What lines of the data include the string "beregnet"? Copy them all.
── Records for the exercise ──
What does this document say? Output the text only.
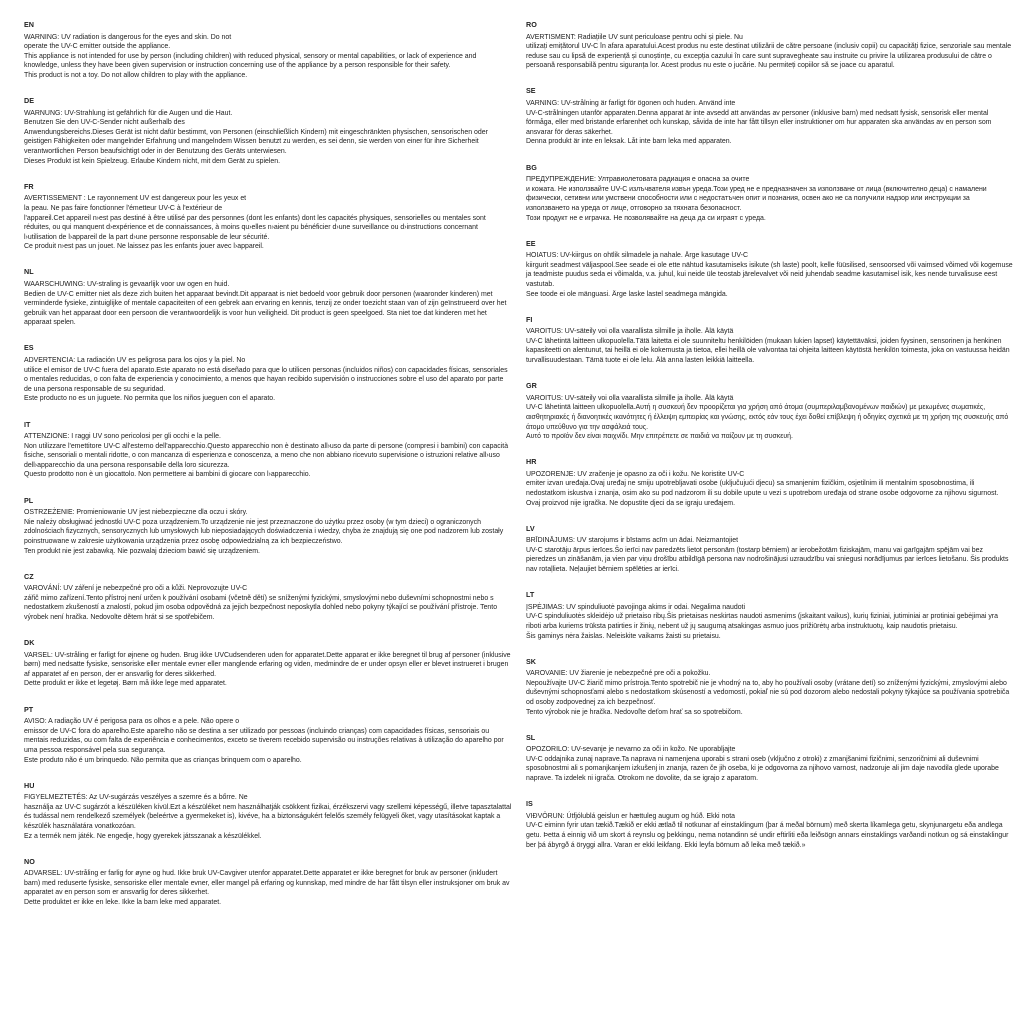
EN
WARNING: UV radiation is dangerous for the eyes and skin. Do not
operate the UV-C emitter outside the appliance.
This appliance is not intended for use by person (including children) with reduced physical, sensory or mental capabilities, or lack of experience and knowledge, unless they have been given supervision or instruction concerning use of the appliance by a person responsible for their safety.
This product is not a toy. Do not allow children to play with the appliance.
DE
WARNUNG: UV-Strahlung ist gefährlich für die Augen und die Haut.
Benutzen Sie den UV-C-Sender nicht außerhalb des
Anwendungsbereichs.Dieses Gerät ist nicht dafür bestimmt, von Personen (einschließlich Kindern) mit eingeschränkten physischen, sensorischen oder geistigen Fähigkeiten oder mangelnder Erfahrung und mangelndem Wissen benutzt zu werden, es sei denn, sie werden von einer für ihre Sicherheit verantwortlichen Person beaufsichtigt oder in der Benutzung des Geräts unterwiesen.
Dieses Produkt ist kein Spielzeug. Erlaube Kindern nicht, mit dem Gerät zu spielen.
FR
AVERTISSEMENT : Le rayonnement UV est dangereux pour les yeux et
la peau. Ne pas faire fonctionner l'émetteur UV-C à l'extérieur de
l'appareil.Cet appareil n›est pas destiné à être utilisé par des personnes (dont les enfants) dont les capacités physiques, sensorielles ou mentales sont réduites, ou qui manquent d›expérience et de connaissances, à moins qu›elles n›aient pu bénéficier d›une surveillance ou d›instructions concernant l›utilisation de l›appareil de la part d›une personne responsable de leur sécurité.
Ce produit n›est pas un jouet. Ne laissez pas les enfants jouer avec l›appareil.
NL
WAARSCHUWING: UV-straling is gevaarlijk voor uw ogen en huid.
Bedien de UV-C emitter niet als deze zich buiten het apparaat bevindt.Dit apparaat is niet bedoeld voor gebruik door personen (waaronder kinderen) met verminderde fysieke, zintuiglijke of mentale capaciteiten of een gebrek aan ervaring en kennis, tenzij ze onder toezicht staan van of zijn geïnstrueerd over het gebruik van het apparaat door een persoon die verantwoordelijk is voor hun veiligheid. Dit product is geen speelgoed. Sta niet toe dat kinderen met het apparaat spelen.
ES
ADVERTENCIA: La radiación UV es peligrosa para los ojos y la piel. No
utilice el emisor de UV-C fuera del aparato.Este aparato no está diseñado para que lo utilicen personas (incluidos niños) con capacidades físicas, sensoriales o mentales reducidas, o con falta de experiencia y conocimiento, a menos que hayan recibido supervisión o instrucciones sobre el uso del aparato por parte de una persona responsable de su seguridad.
Este producto no es un juguete. No permita que los niños jueguen con el aparato.
IT
ATTENZIONE: I raggi UV sono pericolosi per gli occhi e la pelle.
Non utilizzare l'emettitore UV-C all'esterno dell'apparecchio.Questo apparecchio non è destinato all›uso da parte di persone (compresi i bambini) con capacità fisiche, sensoriali o mentali ridotte, o con mancanza di esperienza e conoscenza, a meno che non abbiano ricevuto supervisione o istruzioni relative all›uso dell›apparecchio da una persona responsabile della loro sicurezza.
Questo prodotto non è un giocattolo. Non permettere ai bambini di giocare con l›apparecchio.
PL
OSTRZEŻENIE: Promieniowanie UV jest niebezpieczne dla oczu i skóry.
Nie należy obsługiwać jednostki UV-C poza urządzeniem.To urządzenie nie jest przeznaczone do użytku przez osoby (w tym dzieci) o ograniczonych zdolnościach fizycznych, sensorycznych lub umysłowych lub nieposiadających doświadczenia i wiedzy, chyba że znajdują się one pod nadzorem lub zostały poinstruowane w zakresie użytkowania urządzenia przez osobę odpowiedzialną za ich bezpieczeństwo.
Ten produkt nie jest zabawką. Nie pozwalaj dzieciom bawić się urządzeniem.
CZ
VAROVÁNÍ: UV záření je nebezpečné pro oči a kůži. Neprovozujte UV-C
zářič mimo zařízení.Tento přístroj není určen k používání osobami (včetně dětí) se sníženými fyzickými, smyslovými nebo duševními schopnostmi nebo s nedostatkem zkušeností a znalostí, pokud jim osoba odpovědná za jejich bezpečnost neposkytla dohled nebo pokyny týkající se používání přístroje. Tento výrobek není hračka. Nedovolte dětem hrát si se spotřebičem.
DK
VARSEL: UV-stråling er farligt for øjnene og huden. Brug ikke UVCudsenderen uden for apparatet.Dette apparat er ikke beregnet til brug af personer (inklusive børn) med nedsatte fysiske, sensoriske eller mentale evner eller manglende erfaring og viden, medmindre de er under opsyn eller er blevet instrueret i brugen af apparatet af en person, der er ansvarlig for deres sikkerhed.
Dette produkt er ikke et legetøj. Børn må ikke lege med apparatet.
PT
AVISO: A radiação UV é perigosa para os olhos e a pele. Não opere o
emissor de UV-C fora do aparelho.Este aparelho não se destina a ser utilizado por pessoas (incluindo crianças) com capacidades físicas, sensoriais ou mentais reduzidas, ou com falta de experiência e conhecimentos, exceto se tiverem recebido supervisão ou instruções relativas à utilização do aparelho por uma pessoa responsável pela sua segurança.
Este produto não é um brinquedo. Não permita que as crianças brinquem com o aparelho.
HU
FIGYELMEZTETÉS: Az UV-sugárzás veszélyes a szemre és a bőrre. Ne
használja az UV-C sugárzót a készüléken kívül.Ezt a készüléket nem használhatják csökkent fizikai, érzékszervi vagy szellemi képességű, illetve tapasztalattal és tudással nem rendelkező személyek (beleértve a gyermekeket is), kivéve, ha a biztonságukért felelős személy felügyeli őket, vagy utasításokat kaptak a készülék használatára vonatkozóan.
Ez a termék nem játék. Ne engedje, hogy gyerekek játsszanak a készülékkel.
NO
ADVARSEL: UV-stråling er farlig for øyne og hud. Ikke bruk UV-Cavgiver utenfor apparatet.Dette apparatet er ikke beregnet for bruk av personer (inkludert barn) med reduserte fysiske, sensoriske eller mentale evner, eller mangel på erfaring og kunnskap, med mindre de har fått tilsyn eller instruksjoner om bruk av apparatet av en person som er ansvarlig for deres sikkerhet.
Dette produktet er ikke en leke. Ikke la barn leke med apparatet.
RO
AVERTISMENT: Radiațiile UV sunt periculoase pentru ochi și piele. Nu
utilizați emițătorul UV-C în afara aparatului.Acest produs nu este destinat utilizării de către persoane (inclusiv copii) cu capacități fizice, senzoriale sau mentale reduse sau cu lipsă de experiență și cunoștințe, cu excepția cazului în care sunt supravegheate sau instruite cu privire la utilizarea produsului de către o persoană responsabilă pentru siguranța lor. Acest produs nu este o jucărie. Nu permiteți copiilor să se joace cu aparatul.
SE
VARNING: UV-strålning är farligt för ögonen och huden. Använd inte
UV-C-strålningen utanför apparaten.Denna apparat är inte avsedd att användas av personer (inklusive barn) med nedsatt fysisk, sensorisk eller mental förmåga, eller med bristande erfarenhet och kunskap, såvida de inte har fått tillsyn eller instruktioner om hur apparaten ska användas av en person som ansvarar för deras säkerhet.
Denna produkt är inte en leksak. Låt inte barn leka med apparaten.
BG
ПРЕДУПРЕЖДЕНИЕ: Ултравиолетовата радиация е опасна за очите
и кожата. Не използвайте UV-C излъчвателя извън уреда.Този уред не е предназначен за използване от лица (включително деца) с намалени физически, сетивни или умствени способности или с недостатъчен опит и познания, освен ако не са получили надзор или инструкции за използването на уреда от лице, отговорно за тяхната безопасност.
Този продукт не е играчка. Не позволявайте на деца да си играят с уреда.
EE
HOIATUS: UV-kiirgus on ohtlik silmadele ja nahale. Ärge kasutage UV-C
kiirgurit seadmest väljaspool.See seade ei ole ette nähtud kasutamiseks isikute (sh laste) poolt, kelle füüsilised, sensoorsed või vaimsed võimed või kogemuse ja teadmiste puudus seda ei võimalda, v.a. juhul, kui neide üle teostab järelevalvet või neid juhendab seadme kasutamisel isik, kes nende turvalisuse eest vastutab.
See toode ei ole mänguasi. Ärge laske lastel seadmega mängida.
FI
VAROITUS: UV-säteily voi olla vaarallista silmille ja iholle. Älä käytä
UV-C lähetintä laitteen ulkopuolella.Tätä laitetta ei ole suunniteltu henkilöiden (mukaan lukien lapset) käytettäväksi, joiden fyysinen, sensorinen ja henkinen kapasiteetti on alentunut, tai heillä ei ole kokemusta ja tietoa, ellei heillä ole valvontaa tai ohjeita laitteen käytöstä henkilön toimesta, joka on vastuussa heidän turvallisuudestaan. Tämä tuote ei ole lelu. Älä anna lasten leikkiä laitteella.
GR
VAROITUS: UV-säteily voi olla vaarallista silmille ja iholle. Älä käytä
UV-C lähetintä laitteen ulkopuolella.Αυτή η συσκευή δεν προορίζεται για χρήση από άτομα (συμπεριλαμβανομένων παιδιών) με μειωμένες σωματικές, αισθητηριακές ή διανοητικές ικανότητες ή έλλειψη εμπειρίας και γνώσης, εκτός εάν τους έχει δοθεί επίβλεψη ή οδηγίες σχετικά με τη χρήση της συσκευής από άτομο υπεύθυνο για την ασφάλειά τους.
Αυτό το προϊόν δεν είναι παιχνίδι. Μην επιτρέπετε σε παιδιά να παίζουν με τη συσκευή.
HR
UPOZORENJE: UV zračenje je opasno za oči i kožu. Ne koristite UV-C
emiter izvan uređaja.Ovaj uređaj ne smiju upotrebljavati osobe (uključujući djecu) sa smanjenim fizičkim, osjetilnim ili mentalnim sposobnostima, ili nedostatkom iskustva i znanja, osim ako su pod nadzorom ili su dobile upute u vezi s upotrebom uređaja od strane osobe odgovorne za njihovu sigurnost.
Ovaj proizvod nije igračka. Ne dopustite djeci da se igraju uređajem.
LV
BRĪDINĀJUMS: UV starojums ir bīstams acīm un ādai. Neizmantojiet
UV-C starotāju ārpus ierīces.Šo ierīci nav paredzēts lietot personām (tostarp bērniem) ar ierobežotām fiziskajām, manu vai garīgajām spējām vai bez pieredzes un zināšanām, ja vien par viņu drošību atbildīgā persona nav nodrošinājusi uzraudzību vai sniegusi norādījumus par ierīces lietošanu. Šis produkts nav rotaļlieta. Neļaujiet bērniem spēlēties ar ierīci.
LT
ĮSPĖJIMAS: UV spinduliuotė pavojinga akims ir odai. Negalima naudoti
UV-C spinduliuotės skleidėjo už prietaiso ribų.Šis prietaisas neskirtas naudoti asmenims (įskaitant vaikus), kurių fiziniai, jutiminiai ar protiniai gebėjimai yra riboti arba kuriems trūksta patirties ir žinių, nebent už jų saugumą atsakingas asmuo juos prižiūrėtų arba instruktuotų, kaip naudotis prietaisu.
Šis gaminys nėra žaislas. Neleiskite vaikams žaisti su prietaisu.
SK
VAROVANIE: UV žiarenie je nebezpečné pre oči a pokožku.
Nepoužívajte UV-C žiarič mimo prístroja.Tento spotrebič nie je vhodný na to, aby ho používali osoby (vrátane detí) so zníženými fyzickými, zmyslovými alebo duševnými schopnosťami alebo s nedostatkom skúseností a vedomostí, pokiaľ nie sú pod dozorom alebo nedostali pokyny týkajúce sa používania spotrebiča od osoby zodpovednej za ich bezpečnosť.
Tento výrobok nie je hračka. Nedovoľte deťom hrať sa so spotrebičom.
SL
OPOZORILO: UV-sevanje je nevarno za oči in kožo. Ne uporabljajte
UV-C oddajnika zunaj naprave.Ta naprava ni namenjena uporabi s strani oseb (vključno z otroki) z zmanjšanimi fizičnimi, senzoričnimi ali duševnimi sposobnostmi ali s pomanjkanjem izkušenj in znanja, razen če jih oseba, ki je odgovorna za njihovo varnost, nadzoruje ali jim daje navodila glede uporabe naprave. Ta izdelek ni igrača. Otrokom ne dovolite, da se igrajo z aparatom.
IS
VIÐVÖRUN: Útfjólublá geislun er hættuleg augum og húð. Ekki nota
UV-C eiminn fyrir utan tækið.Tækið er ekki ætlað til notkunar af einstaklingum (þar á meðal börnum) með skerta líkamlega getu, skynjunargetu eða andlega getu. Þetta á einnig við um skort á reynslu og þekkingu, nema notandinn sé undir eftirliti eða leiðsögn annars einstaklings varðandi notkun og sá einstaklingur ber þá ábyrgð á öryggi allra. Varan er ekki leikfang. Ekki leyfa börnum að leika með tækið.»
───
▶ _Correct response_:
VARSEL: UV-stråling er farligt for øjnene og huden. Brug ikke UVCudsenderen uden for apparatet.Dette apparat er ikke beregnet til brug af personer (inklusive børn) med nedsatte fysiske, sensoriske eller mentale evner eller manglende erfaring og viden, medmindre de er under opsyn eller er blevet instrueret i brugen af apparatet af en person, der er ansvarlig for deres sikkerhed.
ADVARSEL: UV-stråling er farlig for øyne og hud. Ikke bruk UV-Cavgiver utenfor apparatet.Dette apparatet er ikke beregnet for bruk av personer (inkludert barn) med reduserte fysiske, sensoriske eller mentale evner, eller mangel på erfaring og kunnskap, med mindre de har fått tilsyn eller instruksjoner om bruk av apparatet av en person som er ansvarlig for deres sikkerhet.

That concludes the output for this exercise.